Dataset entries:
## Start

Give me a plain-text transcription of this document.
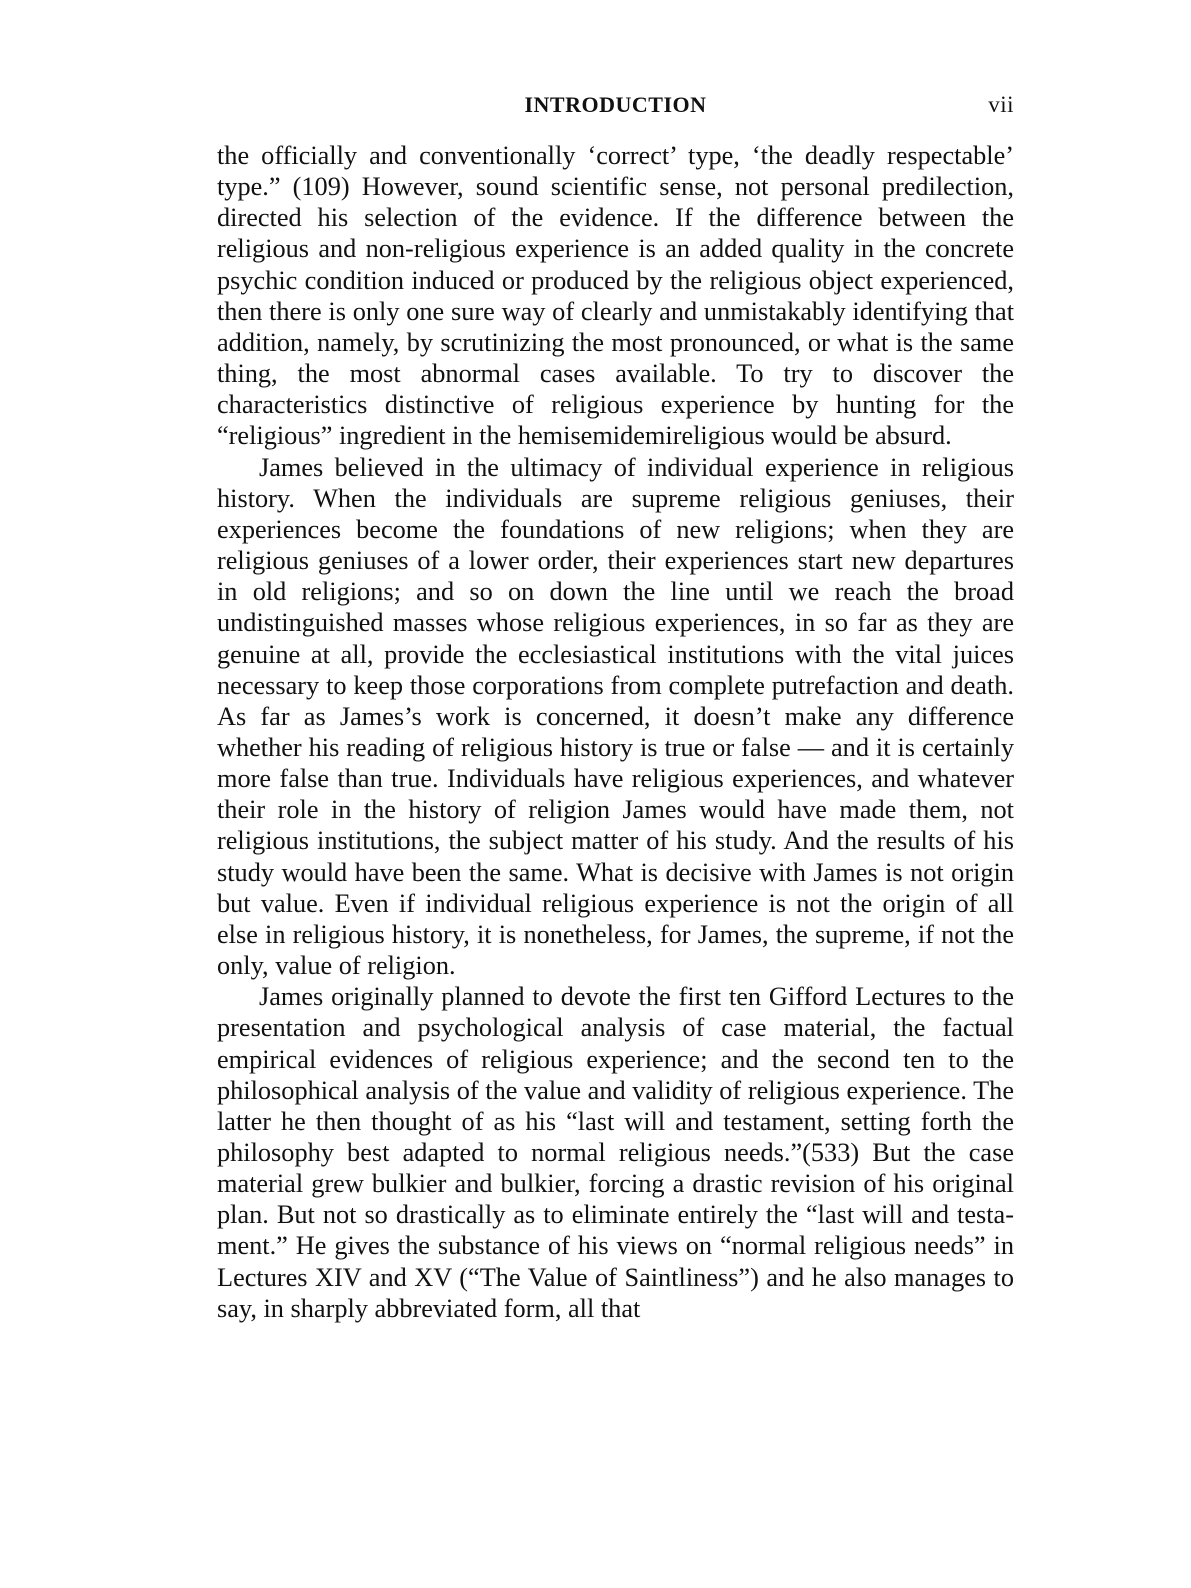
INTRODUCTION	vii

the officially and conventionally ‘correct’ type, ‘the deadly respectable’ type.” (109) However, sound scientific sense, not personal predilection, directed his selection of the evidence. If the difference between the religious and non-religious experience is an added quality in the concrete psychic condition induced or produced by the religious object experienced, then there is only one sure way of clearly and unmistakably identifying that addition, namely, by scrutinizing the most pronounced, or what is the same thing, the most abnormal cases available. To try to discover the characteristics distinctive of religious experience by hunting for the “religious” ingredient in the hemisemidemireligious would be absurd.

James believed in the ultimacy of individual experience in religious history. When the individuals are supreme religious geniuses, their experiences become the foundations of new religions; when they are religious geniuses of a lower order, their experiences start new departures in old religions; and so on down the line until we reach the broad undistinguished masses whose religious experiences, in so far as they are genuine at all, provide the ecclesiastical institutions with the vital juices necessary to keep those corporations from complete putrefaction and death. As far as James’s work is concerned, it doesn’t make any difference whether his reading of religious history is true or false — and it is certainly more false than true. Individuals have religious experiences, and whatever their role in the history of religion James would have made them, not religious institutions, the subject matter of his study. And the results of his study would have been the same. What is decisive with James is not origin but value. Even if individual religious experience is not the origin of all else in religious history, it is nonetheless, for James, the supreme, if not the only, value of religion.

James originally planned to devote the first ten Gifford Lectures to the presentation and psychological analysis of case material, the factual empirical evidences of religious experience; and the second ten to the philosophical analysis of the value and validity of religious experience. The latter he then thought of as his “last will and testament, setting forth the philosophy best adapted to normal religious needs.”(533) But the case material grew bulkier and bulkier, forcing a drastic revision of his original plan. But not so drastically as to eliminate entirely the “last will and testament.” He gives the substance of his views on “normal religious needs” in Lectures XIV and XV (“The Value of Saintliness”) and he also manages to say, in sharply abbreviated form, all that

## End

* **What you are asked to do**: Copy all the lines of data exactly as they appear, dropping any images.

* **Answer to this exercise**:
Give me a plain-text transcription of this document.
INTRODUCTION	vii

the officially and conventionally ‘correct’ type, ‘the deadly respectable’ type.” (109) However, sound scientific sense, not personal predilection, directed his selection of the evidence. If the difference between the religious and non-religious experience is an added quality in the concrete psychic condition induced or produced by the religious object experienced, then there is only one sure way of clearly and unmistakably identifying that addition, namely, by scrutinizing the most pronounced, or what is the same thing, the most abnormal cases available. To try to discover the characteristics distinctive of religious experience by hunting for the “religious” ingredient in the hemisemidemireligious would be absurd.

James believed in the ultimacy of individual experience in religious history. When the individuals are supreme religious geniuses, their experiences become the foundations of new religions; when they are religious geniuses of a lower order, their experiences start new departures in old religions; and so on down the line until we reach the broad undistinguished masses whose religious experiences, in so far as they are genuine at all, provide the ecclesiastical institutions with the vital juices necessary to keep those corporations from complete putrefaction and death. As far as James’s work is concerned, it doesn’t make any difference whether his reading of religious history is true or false — and it is certainly more false than true. Individuals have religious experiences, and whatever their role in the history of religion James would have made them, not religious institutions, the subject matter of his study. And the results of his study would have been the same. What is decisive with James is not origin but value. Even if individual religious experience is not the origin of all else in religious history, it is nonetheless, for James, the supreme, if not the only, value of religion.

James originally planned to devote the first ten Gifford Lectures to the presentation and psychological analysis of case material, the factual empirical evidences of religious experience; and the second ten to the philosophical analysis of the value and validity of religious experience. The latter he then thought of as his “last will and testament, setting forth the philosophy best adapted to normal religious needs.”(533) But the case material grew bulkier and bulkier, forcing a drastic revision of his original plan. But not so drastically as to eliminate entirely the “last will and testament.” He gives the substance of his views on “normal religious needs” in Lectures XIV and XV (“The Value of Saintliness”) and he also manages to say, in sharply abbreviated form, all that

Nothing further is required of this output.